*Work required*:
Give only the number of lines that include the string "down".

*Records to process*:
** begin **

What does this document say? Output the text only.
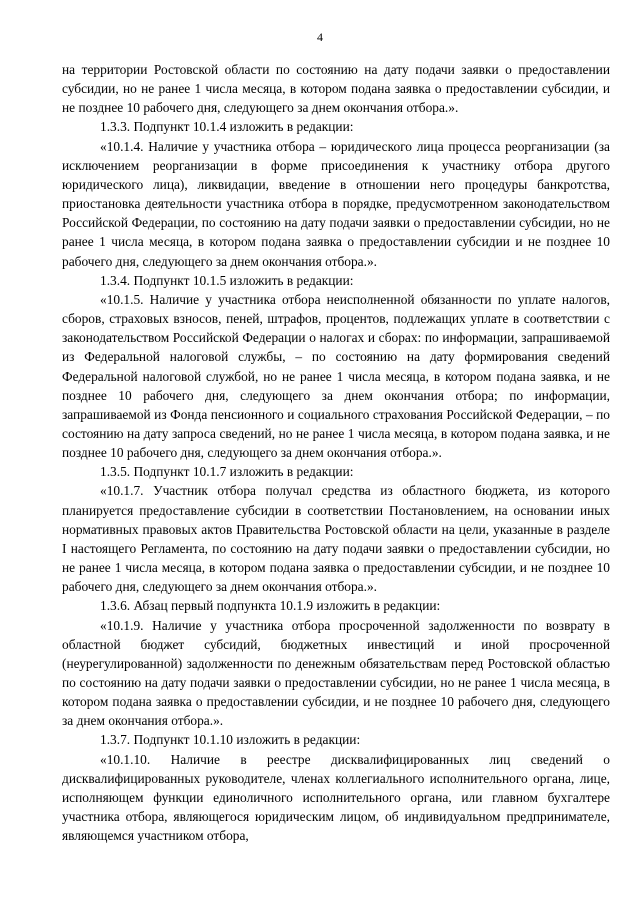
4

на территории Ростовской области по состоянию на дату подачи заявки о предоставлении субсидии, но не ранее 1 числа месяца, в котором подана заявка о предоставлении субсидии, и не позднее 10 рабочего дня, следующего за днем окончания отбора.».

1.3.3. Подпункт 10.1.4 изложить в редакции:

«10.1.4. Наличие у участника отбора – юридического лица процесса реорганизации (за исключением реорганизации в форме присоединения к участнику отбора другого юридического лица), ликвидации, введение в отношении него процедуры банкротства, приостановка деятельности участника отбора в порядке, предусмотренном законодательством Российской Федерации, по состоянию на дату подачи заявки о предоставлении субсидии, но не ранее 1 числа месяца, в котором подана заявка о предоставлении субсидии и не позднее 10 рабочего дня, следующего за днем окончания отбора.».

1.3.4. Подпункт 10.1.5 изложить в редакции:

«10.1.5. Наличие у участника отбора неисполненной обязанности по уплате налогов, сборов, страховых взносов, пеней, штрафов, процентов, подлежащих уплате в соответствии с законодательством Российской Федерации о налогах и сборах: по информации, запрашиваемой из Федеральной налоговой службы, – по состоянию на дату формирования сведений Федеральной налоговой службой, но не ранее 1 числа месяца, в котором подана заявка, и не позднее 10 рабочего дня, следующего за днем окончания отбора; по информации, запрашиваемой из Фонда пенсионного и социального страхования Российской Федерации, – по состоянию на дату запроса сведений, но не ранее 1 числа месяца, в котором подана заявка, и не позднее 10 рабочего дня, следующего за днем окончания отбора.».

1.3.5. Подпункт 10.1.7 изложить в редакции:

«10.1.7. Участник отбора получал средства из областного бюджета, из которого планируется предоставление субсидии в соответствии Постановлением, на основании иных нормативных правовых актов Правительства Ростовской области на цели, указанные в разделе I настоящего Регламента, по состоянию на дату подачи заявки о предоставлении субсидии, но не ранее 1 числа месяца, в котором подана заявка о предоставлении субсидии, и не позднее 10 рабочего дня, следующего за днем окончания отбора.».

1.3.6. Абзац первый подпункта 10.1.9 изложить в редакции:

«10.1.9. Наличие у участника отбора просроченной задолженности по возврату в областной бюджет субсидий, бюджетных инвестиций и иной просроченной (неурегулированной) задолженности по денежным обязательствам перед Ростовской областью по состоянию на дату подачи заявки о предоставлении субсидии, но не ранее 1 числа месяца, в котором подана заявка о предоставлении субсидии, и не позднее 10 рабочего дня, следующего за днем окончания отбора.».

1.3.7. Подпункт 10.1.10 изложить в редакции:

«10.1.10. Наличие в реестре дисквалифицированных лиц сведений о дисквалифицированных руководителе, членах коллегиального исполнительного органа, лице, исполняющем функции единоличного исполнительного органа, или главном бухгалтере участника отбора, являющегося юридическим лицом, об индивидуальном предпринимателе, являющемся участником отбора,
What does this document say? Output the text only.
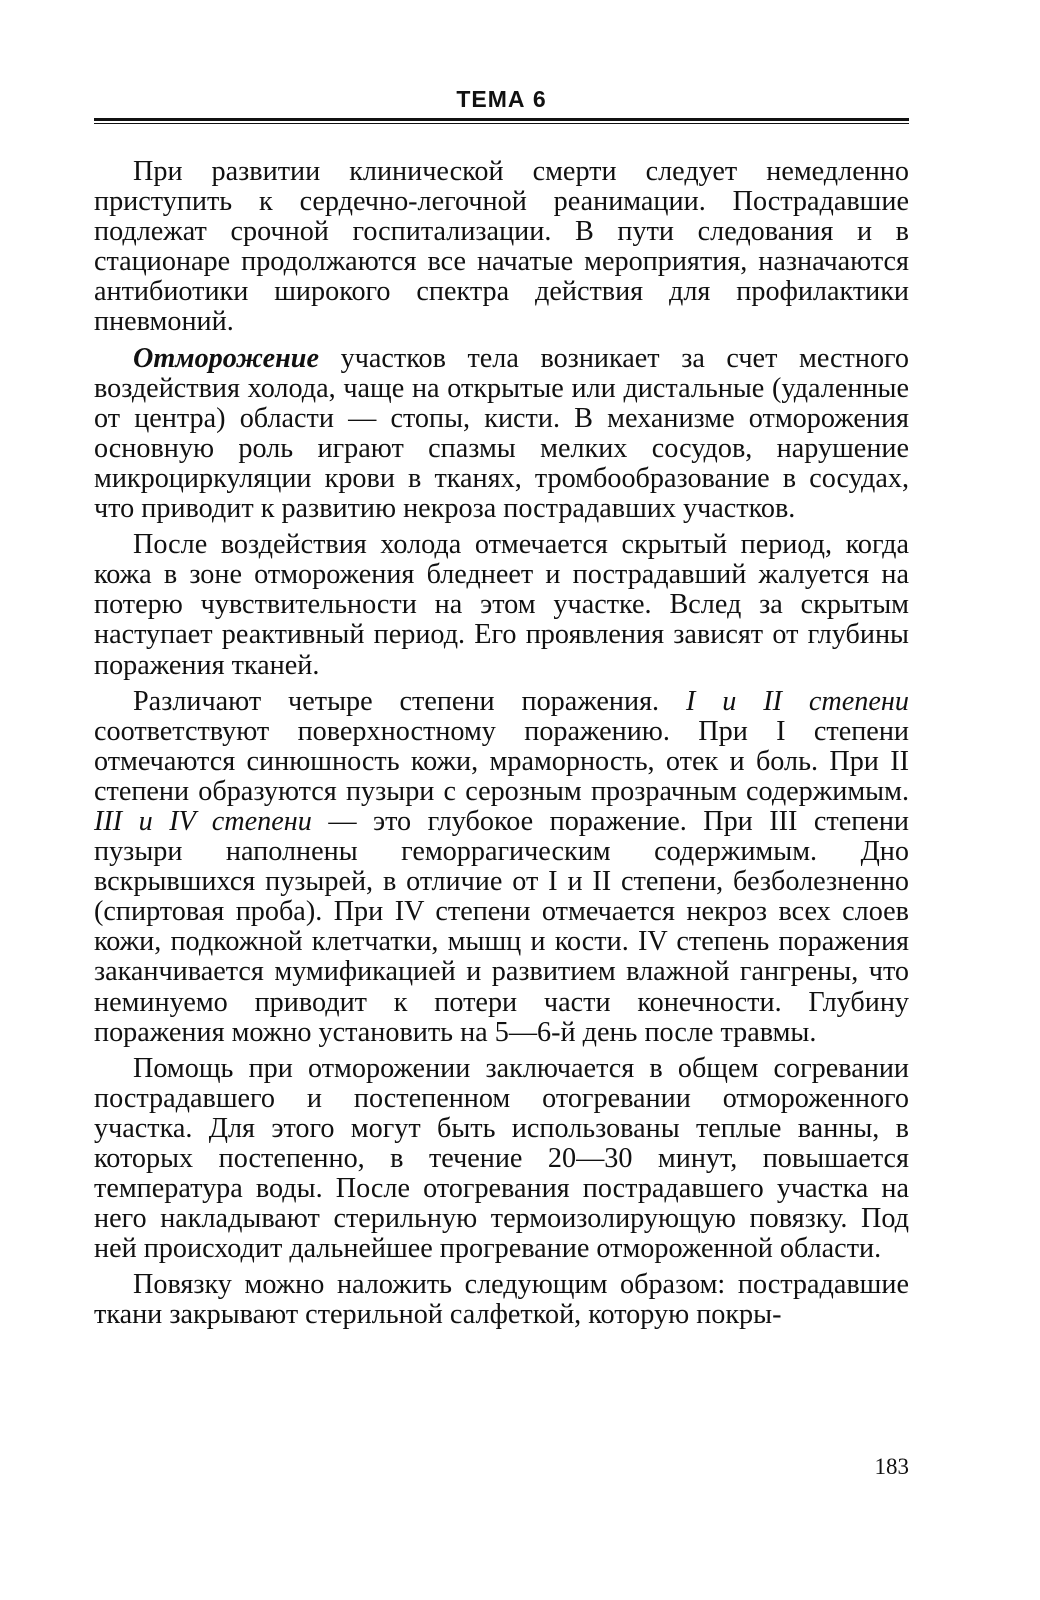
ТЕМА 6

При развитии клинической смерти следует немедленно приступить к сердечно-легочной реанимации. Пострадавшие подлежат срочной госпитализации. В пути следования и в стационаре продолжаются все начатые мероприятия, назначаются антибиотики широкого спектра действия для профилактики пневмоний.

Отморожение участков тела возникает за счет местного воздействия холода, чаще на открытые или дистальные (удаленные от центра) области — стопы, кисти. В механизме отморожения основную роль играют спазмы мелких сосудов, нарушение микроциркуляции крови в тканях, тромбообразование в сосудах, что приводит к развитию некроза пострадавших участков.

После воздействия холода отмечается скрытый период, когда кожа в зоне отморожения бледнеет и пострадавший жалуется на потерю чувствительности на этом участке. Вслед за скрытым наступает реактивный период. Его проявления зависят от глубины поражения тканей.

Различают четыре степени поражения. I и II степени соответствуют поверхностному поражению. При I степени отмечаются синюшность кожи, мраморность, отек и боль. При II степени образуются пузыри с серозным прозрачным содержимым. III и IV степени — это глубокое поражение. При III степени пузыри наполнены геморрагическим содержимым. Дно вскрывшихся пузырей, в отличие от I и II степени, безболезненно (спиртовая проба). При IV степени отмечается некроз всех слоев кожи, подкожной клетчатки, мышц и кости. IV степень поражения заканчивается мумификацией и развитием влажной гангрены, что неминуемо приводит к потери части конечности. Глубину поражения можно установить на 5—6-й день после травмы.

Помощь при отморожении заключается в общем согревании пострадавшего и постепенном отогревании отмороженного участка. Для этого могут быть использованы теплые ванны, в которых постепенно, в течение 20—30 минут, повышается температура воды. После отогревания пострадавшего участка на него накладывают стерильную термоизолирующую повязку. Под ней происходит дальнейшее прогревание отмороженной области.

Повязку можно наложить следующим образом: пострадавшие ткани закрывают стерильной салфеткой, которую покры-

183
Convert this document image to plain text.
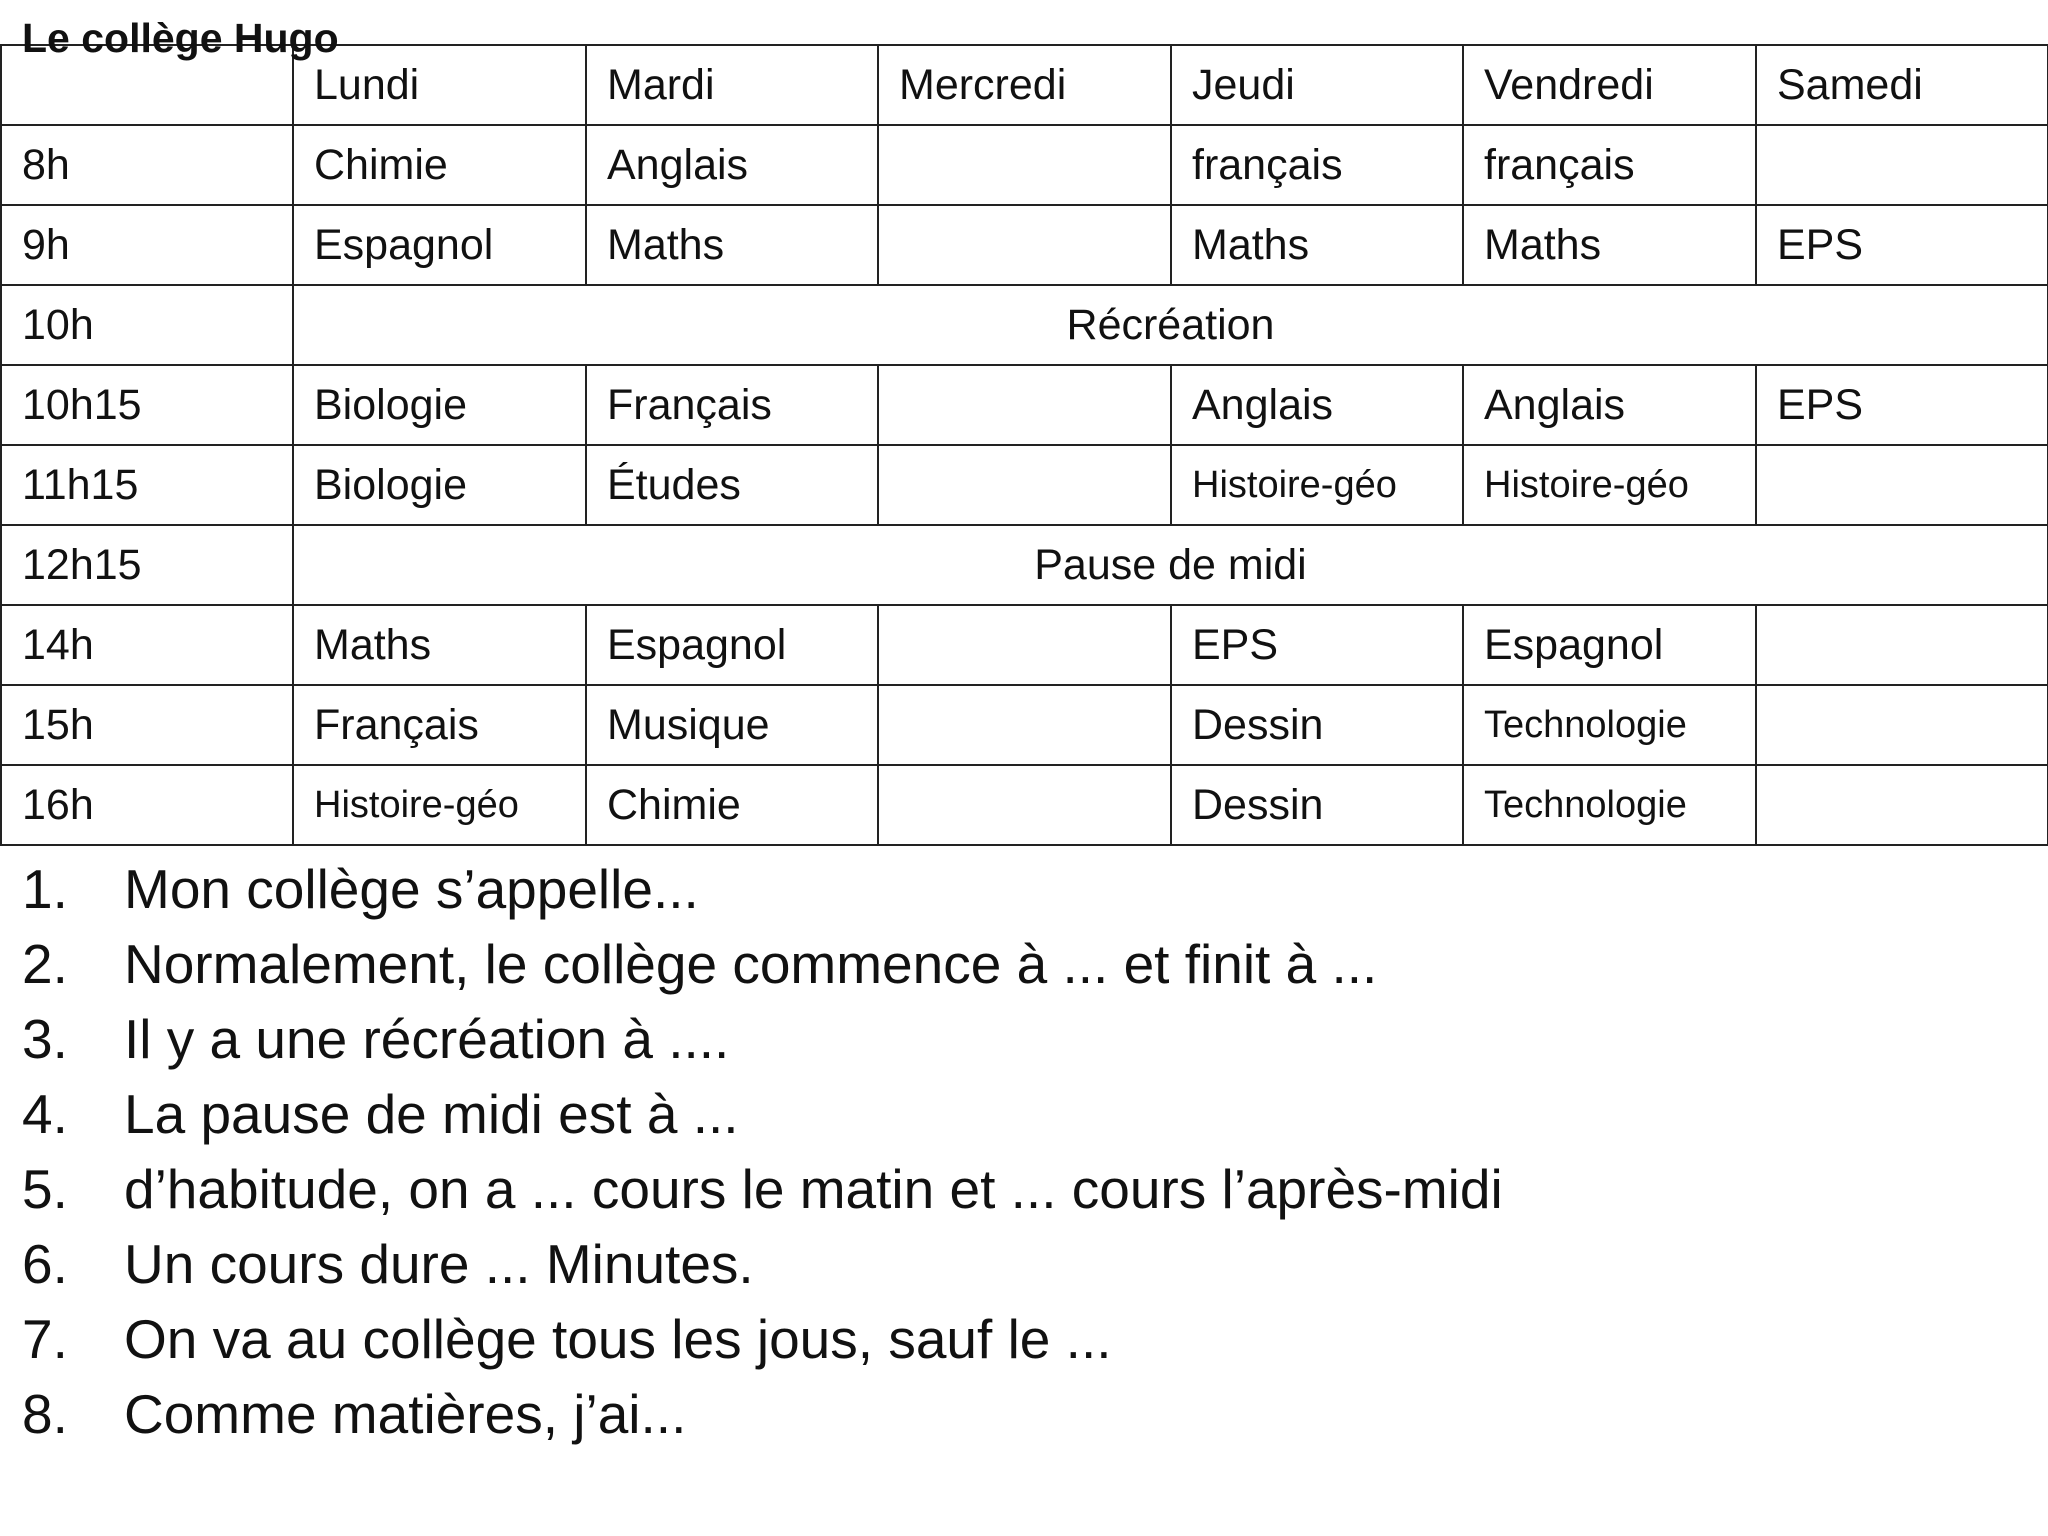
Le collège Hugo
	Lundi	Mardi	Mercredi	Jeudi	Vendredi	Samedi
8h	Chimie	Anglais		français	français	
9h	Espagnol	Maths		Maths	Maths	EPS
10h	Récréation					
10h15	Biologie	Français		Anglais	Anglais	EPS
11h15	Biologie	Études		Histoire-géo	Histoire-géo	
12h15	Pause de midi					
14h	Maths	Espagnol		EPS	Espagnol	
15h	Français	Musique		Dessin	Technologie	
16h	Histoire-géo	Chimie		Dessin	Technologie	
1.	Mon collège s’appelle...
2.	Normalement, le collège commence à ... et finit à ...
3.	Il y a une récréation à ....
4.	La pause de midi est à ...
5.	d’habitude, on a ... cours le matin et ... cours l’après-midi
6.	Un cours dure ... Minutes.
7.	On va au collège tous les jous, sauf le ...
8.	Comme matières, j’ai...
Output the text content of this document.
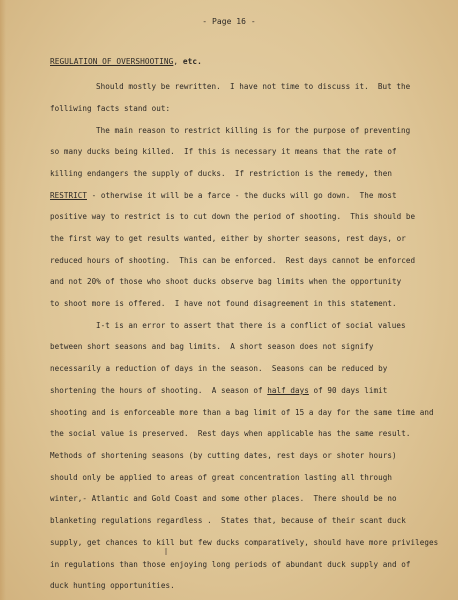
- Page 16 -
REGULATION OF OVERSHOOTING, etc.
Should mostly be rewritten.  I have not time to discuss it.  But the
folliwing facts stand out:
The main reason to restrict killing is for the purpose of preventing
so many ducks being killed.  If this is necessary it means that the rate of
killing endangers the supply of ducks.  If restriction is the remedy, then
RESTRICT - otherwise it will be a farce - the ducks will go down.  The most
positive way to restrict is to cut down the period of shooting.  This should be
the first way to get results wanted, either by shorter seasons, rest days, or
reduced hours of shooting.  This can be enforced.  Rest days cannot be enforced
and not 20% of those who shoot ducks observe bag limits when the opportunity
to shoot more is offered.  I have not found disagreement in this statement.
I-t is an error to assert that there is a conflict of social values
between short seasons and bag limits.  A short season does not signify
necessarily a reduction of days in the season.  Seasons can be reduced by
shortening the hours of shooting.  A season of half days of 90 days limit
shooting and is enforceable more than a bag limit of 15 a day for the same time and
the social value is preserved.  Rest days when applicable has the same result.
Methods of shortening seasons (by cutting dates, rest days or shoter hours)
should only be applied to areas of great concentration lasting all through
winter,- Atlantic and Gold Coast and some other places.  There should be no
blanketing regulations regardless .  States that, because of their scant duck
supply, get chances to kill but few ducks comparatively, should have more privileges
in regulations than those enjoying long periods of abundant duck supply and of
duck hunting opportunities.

** end **

*Problem solution*:
2